→ **Exercise description**
Reproduce the passage from the newsletter below word for word, starting at "When Coppins describes" up to and including "her own interests.".

→ **Passage provided**
** Begin **

This edition is sponsored by Cru
Hello, fellow wayfarers … How the image of a gambling app in a sports bar changed the way I think about what’s happening to the church … What Karen Swallow Prior told me about how she thinks about childlessness and fruitfulness … Why a John the Baptist picture helps me combat cynicism … Where a Desert Island Playlist showed up in the comeback of a recovering addict … A Desert Island Bookshelf from within the land of Rock City and Ruby Falls … This is this week’s Moore to the Point.
Against the Casinofication of the Church
Sometimes a guest says something that goes by in the moment but that I can’t stop thinking about later. Earlier this week, I recorded a conversation with McKay Coppins of The Atlantic about his essay on what it was like to spend a year doing online sports gambling. You can listen to our conversation next week on my podcast, but what kept me up at night had little to do with the question of betting and much to do with what Coppins calls “the casinofication of everything.” What he described sounds eerily familiar to the most un-casino-like setting of all—the church.
Coppins said part of the problem in American life is that the authority figures making decisions—from senators to parents—don’t really understand what gambling is now. Some of them think of it as lonely old women playing slot machines in casinos on the Las Vegas Strip or, more benignly, as a couple of coworkers betting $100 that the Timberwolves will beat the Nuggets. The latter example is one of the reasons professional sports owners believe online gambling is good for their business: People get even more invested in their teams’ wins and losses if they have, as the cliché goes, skin in the game.
The problem, Coppins notes, is that the algorithmic nature of online betting actually changes the game. He told me to imagine a sports bar full of people watching a game. They are sharing an experience as they cheer for their team or boo for the opponent. Even in loss, there’s community as the group collectively groans. That’s true even if the crowd is made up of fans of opposing teams. Their jeering over such rivalries is itself a kind of bonding.
But with the onset of online gambling, Coppins told me, the guy on the barstool is not really looking at those around him or even at the television overhead. He’s on his phone. And what he’s betting on isn’t typically about who wins and who loses or even about point spreads alone: His bets are on an almost-uncountable variety of small, random acts in the game. The sports bar might be full of people cheering for the same team, but they’re playing different games.
When Coppins describes the “casinofication” of everything, he points to the ways betting markets are now about, almost literally, everything. You can bet on whether a Venezuelan drug boat will be blown up between May 1 and May 10. You can bet on whether Tom Holland and Zendaya will split up in 2027. You can bet on whether famine will hit North Korea by winter. And on and on.
That doesn’t mean the gambler will care about those situations in and of themselves—people who bet against famine aren’t typically motivated to work on world hunger. It means the person will be invested in his or her own interests.

** End **

→ **Given data**
** Begin **

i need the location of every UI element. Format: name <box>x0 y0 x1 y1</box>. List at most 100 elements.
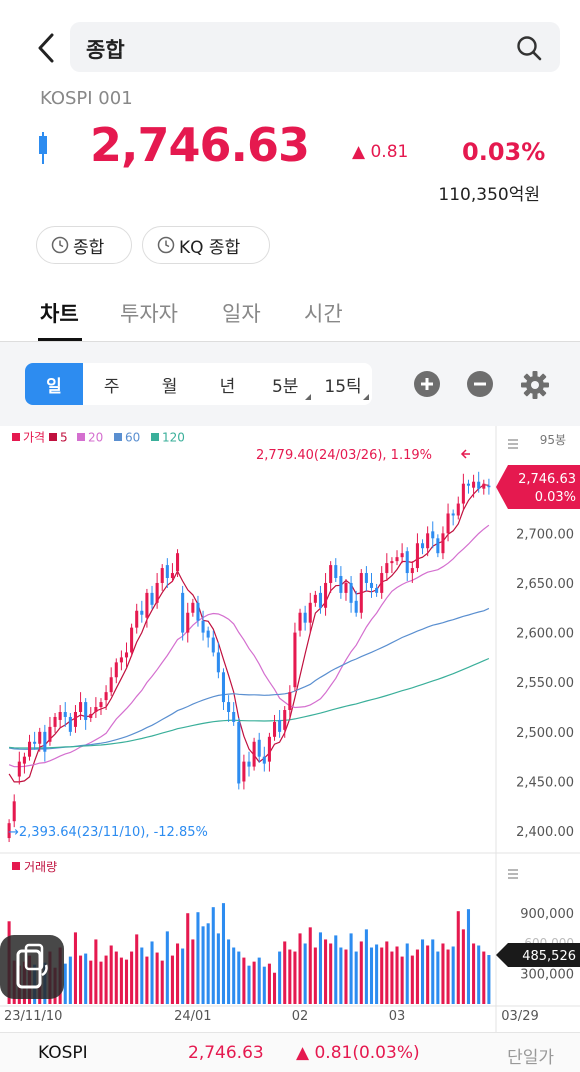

** End **

→ **Solution to this problem**
When Coppins describes the “casinofication” of everything, he points to the ways betting markets are now about, almost literally, everything. You can bet on whether a Venezuelan drug boat will be blown up between May 1 and May 10. You can bet on whether Tom Holland and Zendaya will split up in 2027. You can bet on whether famine will hit North Korea by winter. And on and on.
That doesn’t mean the gambler will care about those situations in and of themselves—people who bet against famine aren’t typically motivated to work on world hunger. It means the person will be invested in his or her own interests.